** What the task asks **
Look through the records below and collect all lines that hold the string "trigger".

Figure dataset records
__________________________________________________
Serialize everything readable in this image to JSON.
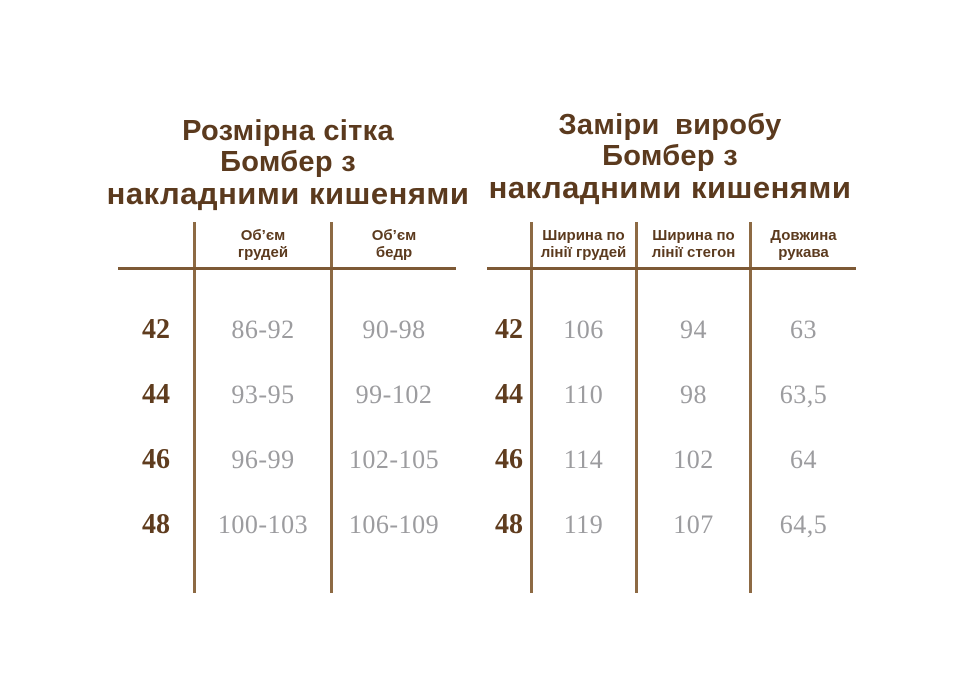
{
  "colors": {
    "title_brown": "#5b3a1e",
    "size_brown": "#5f3c1e",
    "rule_brown": "#7d5935",
    "divider_brown": "#8d6a44",
    "value_gray": "#9c9c9f",
    "background": "#ffffff"
  },
  "left_table": {
    "title_lines": [
      "Розмірна сітка",
      "Бомбер з",
      "накладними кишенями"
    ],
    "columns": [
      {
        "line1": "Об’єм",
        "line2": "грудей"
      },
      {
        "line1": "Об’єм",
        "line2": "бедр"
      }
    ],
    "rows": [
      {
        "size": "42",
        "chest": "86-92",
        "hips": "90-98"
      },
      {
        "size": "44",
        "chest": "93-95",
        "hips": "99-102"
      },
      {
        "size": "46",
        "chest": "96-99",
        "hips": "102-105"
      },
      {
        "size": "48",
        "chest": "100-103",
        "hips": "106-109"
      }
    ]
  },
  "right_table": {
    "title_lines": [
      "Заміри  виробу",
      "Бомбер з",
      "накладними кишенями"
    ],
    "columns": [
      {
        "line1": "Ширина по",
        "line2": "лінії грудей"
      },
      {
        "line1": "Ширина по",
        "line2": "лінії стегон"
      },
      {
        "line1": "Довжина",
        "line2": "рукава"
      }
    ],
    "rows": [
      {
        "size": "42",
        "chest_width": "106",
        "hip_width": "94",
        "sleeve": "63"
      },
      {
        "size": "44",
        "chest_width": "110",
        "hip_width": "98",
        "sleeve": "63,5"
      },
      {
        "size": "46",
        "chest_width": "114",
        "hip_width": "102",
        "sleeve": "64"
      },
      {
        "size": "48",
        "chest_width": "119",
        "hip_width": "107",
        "sleeve": "64,5"
      }
    ]
  }
}
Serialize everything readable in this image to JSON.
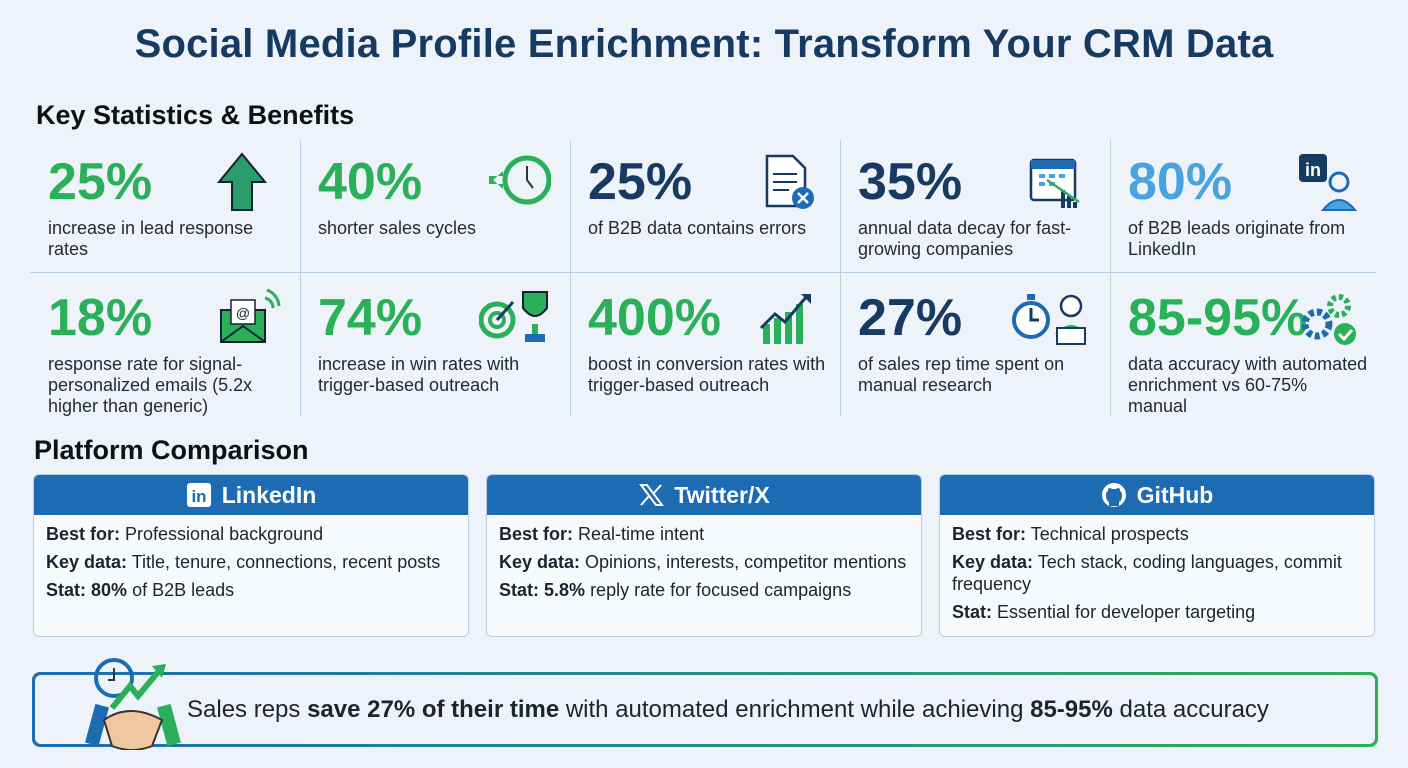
{
  "title": "Social Media Profile Enrichment: Transform Your CRM Data",
  "stats_heading": "Key Statistics & Benefits",
  "colors": {
    "green": "#2bb05a",
    "navy": "#173a63",
    "light_blue": "#4aa3df",
    "platform_blue": "#1d6cb3"
  },
  "stats": [
    {
      "value": "25%",
      "desc": "increase in lead response rates",
      "color": "#2bb05a",
      "icon": "arrow-up-icon"
    },
    {
      "value": "40%",
      "desc": "shorter sales cycles",
      "color": "#2bb05a",
      "icon": "fast-clock-icon"
    },
    {
      "value": "25%",
      "desc": "of B2B data contains errors",
      "color": "#173a63",
      "icon": "document-error-icon"
    },
    {
      "value": "35%",
      "desc": "annual data decay for fast-growing companies",
      "color": "#173a63",
      "icon": "calendar-decline-icon"
    },
    {
      "value": "80%",
      "desc": "of B2B leads originate from LinkedIn",
      "color": "#4aa3df",
      "icon": "linkedin-user-icon"
    },
    {
      "value": "18%",
      "desc": "response rate for signal-personalized emails (5.2x higher than generic)",
      "color": "#2bb05a",
      "icon": "email-signal-icon"
    },
    {
      "value": "74%",
      "desc": "increase in win rates with trigger-based outreach",
      "color": "#2bb05a",
      "icon": "target-trophy-icon"
    },
    {
      "value": "400%",
      "desc": "boost in conversion rates with trigger-based outreach",
      "color": "#2bb05a",
      "icon": "growth-chart-icon"
    },
    {
      "value": "27%",
      "desc": "of sales rep time spent on manual research",
      "color": "#173a63",
      "icon": "stopwatch-person-icon"
    },
    {
      "value": "85-95%",
      "desc": "data accuracy with automated enrichment vs 60-75% manual",
      "color": "#2bb05a",
      "icon": "gears-check-icon"
    }
  ],
  "platform_heading": "Platform Comparison",
  "platforms": [
    {
      "name": "LinkedIn",
      "icon": "linkedin-icon",
      "best_label": "Best for:",
      "best": "Professional background",
      "key_label": "Key data:",
      "key": "Title, tenure, connections, recent posts",
      "stat_label": "Stat:",
      "stat_bold": "80%",
      "stat": "of B2B leads"
    },
    {
      "name": "Twitter/X",
      "icon": "x-icon",
      "best_label": "Best for:",
      "best": "Real-time intent",
      "key_label": "Key data:",
      "key": "Opinions, interests, competitor mentions",
      "stat_label": "Stat:",
      "stat_bold": "5.8%",
      "stat": "reply rate for focused campaigns"
    },
    {
      "name": "GitHub",
      "icon": "github-icon",
      "best_label": "Best for:",
      "best": "Technical prospects",
      "key_label": "Key data:",
      "key": "Tech stack, coding languages, commit frequency",
      "stat_label": "Stat:",
      "stat_bold": "",
      "stat": "Essential for developer targeting"
    }
  ],
  "banner": {
    "t1": "Sales reps ",
    "b1": "save 27% of their time",
    "t2": " with automated enrichment while achieving ",
    "b2": "85-95%",
    "t3": " data accuracy",
    "icon": "handshake-growth-icon"
  }
}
__________________________________________________
** Exercise solution **
      "desc": "increase in win rates with trigger-based outreach",
      "desc": "boost in conversion rates with trigger-based outreach",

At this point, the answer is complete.